» DO THIS
Write the listing out again, all of it, word for word.

» GIVEN RECORDS
--*--

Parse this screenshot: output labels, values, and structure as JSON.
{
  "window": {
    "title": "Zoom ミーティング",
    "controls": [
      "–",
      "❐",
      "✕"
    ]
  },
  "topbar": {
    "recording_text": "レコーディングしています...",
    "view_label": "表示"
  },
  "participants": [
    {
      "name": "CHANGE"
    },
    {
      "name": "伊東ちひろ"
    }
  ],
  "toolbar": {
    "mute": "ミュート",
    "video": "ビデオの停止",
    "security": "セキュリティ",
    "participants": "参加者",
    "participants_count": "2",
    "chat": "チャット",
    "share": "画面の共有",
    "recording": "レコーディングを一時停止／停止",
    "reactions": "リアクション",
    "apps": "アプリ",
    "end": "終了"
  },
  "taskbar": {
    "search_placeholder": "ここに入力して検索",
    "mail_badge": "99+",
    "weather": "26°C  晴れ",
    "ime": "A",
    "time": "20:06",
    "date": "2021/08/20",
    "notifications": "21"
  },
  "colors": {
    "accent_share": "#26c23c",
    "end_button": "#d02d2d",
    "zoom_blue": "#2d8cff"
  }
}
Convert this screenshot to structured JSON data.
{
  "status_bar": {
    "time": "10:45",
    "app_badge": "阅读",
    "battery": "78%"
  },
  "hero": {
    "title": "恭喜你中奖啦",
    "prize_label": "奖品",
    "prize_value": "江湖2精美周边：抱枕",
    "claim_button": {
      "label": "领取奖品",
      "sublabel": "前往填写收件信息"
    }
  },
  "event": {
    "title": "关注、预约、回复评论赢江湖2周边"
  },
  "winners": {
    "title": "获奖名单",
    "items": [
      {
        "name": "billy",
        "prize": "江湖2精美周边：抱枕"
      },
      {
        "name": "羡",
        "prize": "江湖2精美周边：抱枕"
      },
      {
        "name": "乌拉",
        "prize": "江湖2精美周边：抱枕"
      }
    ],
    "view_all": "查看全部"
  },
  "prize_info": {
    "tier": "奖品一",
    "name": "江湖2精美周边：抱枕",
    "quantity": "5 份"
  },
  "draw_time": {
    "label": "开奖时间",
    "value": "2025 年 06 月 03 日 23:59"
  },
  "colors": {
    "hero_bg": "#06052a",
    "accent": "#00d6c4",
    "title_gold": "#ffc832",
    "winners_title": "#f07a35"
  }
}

--*--

» EXERCISE OUTPUT
Parse this screenshot: output labels, values, and structure as JSON.
{
  "window": {
    "title": "Zoom ミーティング",
    "controls": [
      "–",
      "❐",
      "✕"
    ]
  },
  "topbar": {
    "recording_text": "レコーディングしています...",
    "view_label": "表示"
  },
  "participants": [
    {
      "name": "CHANGE"
    },
    {
      "name": "伊東ちひろ"
    }
  ],
  "toolbar": {
    "mute": "ミュート",
    "video": "ビデオの停止",
    "security": "セキュリティ",
    "participants": "参加者",
    "participants_count": "2",
    "chat": "チャット",
    "share": "画面の共有",
    "recording": "レコーディングを一時停止／停止",
    "reactions": "リアクション",
    "apps": "アプリ",
    "end": "終了"
  },
  "taskbar": {
    "search_placeholder": "ここに入力して検索",
    "mail_badge": "99+",
    "weather": "26°C  晴れ",
    "ime": "A",
    "time": "20:06",
    "date": "2021/08/20",
    "notifications": "21"
  },
  "colors": {
    "accent_share": "#26c23c",
    "end_button": "#d02d2d",
    "zoom_blue": "#2d8cff"
  }
}
Convert this screenshot to structured JSON data.
{
  "status_bar": {
    "time": "10:45",
    "app_badge": "阅读",
    "battery": "78%"
  },
  "hero": {
    "title": "恭喜你中奖啦",
    "prize_label": "奖品",
    "prize_value": "江湖2精美周边：抱枕",
    "claim_button": {
      "label": "领取奖品",
      "sublabel": "前往填写收件信息"
    }
  },
  "event": {
    "title": "关注、预约、回复评论赢江湖2周边"
  },
  "winners": {
    "title": "获奖名单",
    "items": [
      {
        "name": "billy",
        "prize": "江湖2精美周边：抱枕"
      },
      {
        "name": "羡",
        "prize": "江湖2精美周边：抱枕"
      },
      {
        "name": "乌拉",
        "prize": "江湖2精美周边：抱枕"
      }
    ],
    "view_all": "查看全部"
  },
  "prize_info": {
    "tier": "奖品一",
    "name": "江湖2精美周边：抱枕",
    "quantity": "5 份"
  },
  "draw_time": {
    "label": "开奖时间",
    "value": "2025 年 06 月 03 日 23:59"
  },
  "colors": {
    "hero_bg": "#06052a",
    "accent": "#00d6c4",
    "title_gold": "#ffc832",
    "winners_title": "#f07a35"
  }
}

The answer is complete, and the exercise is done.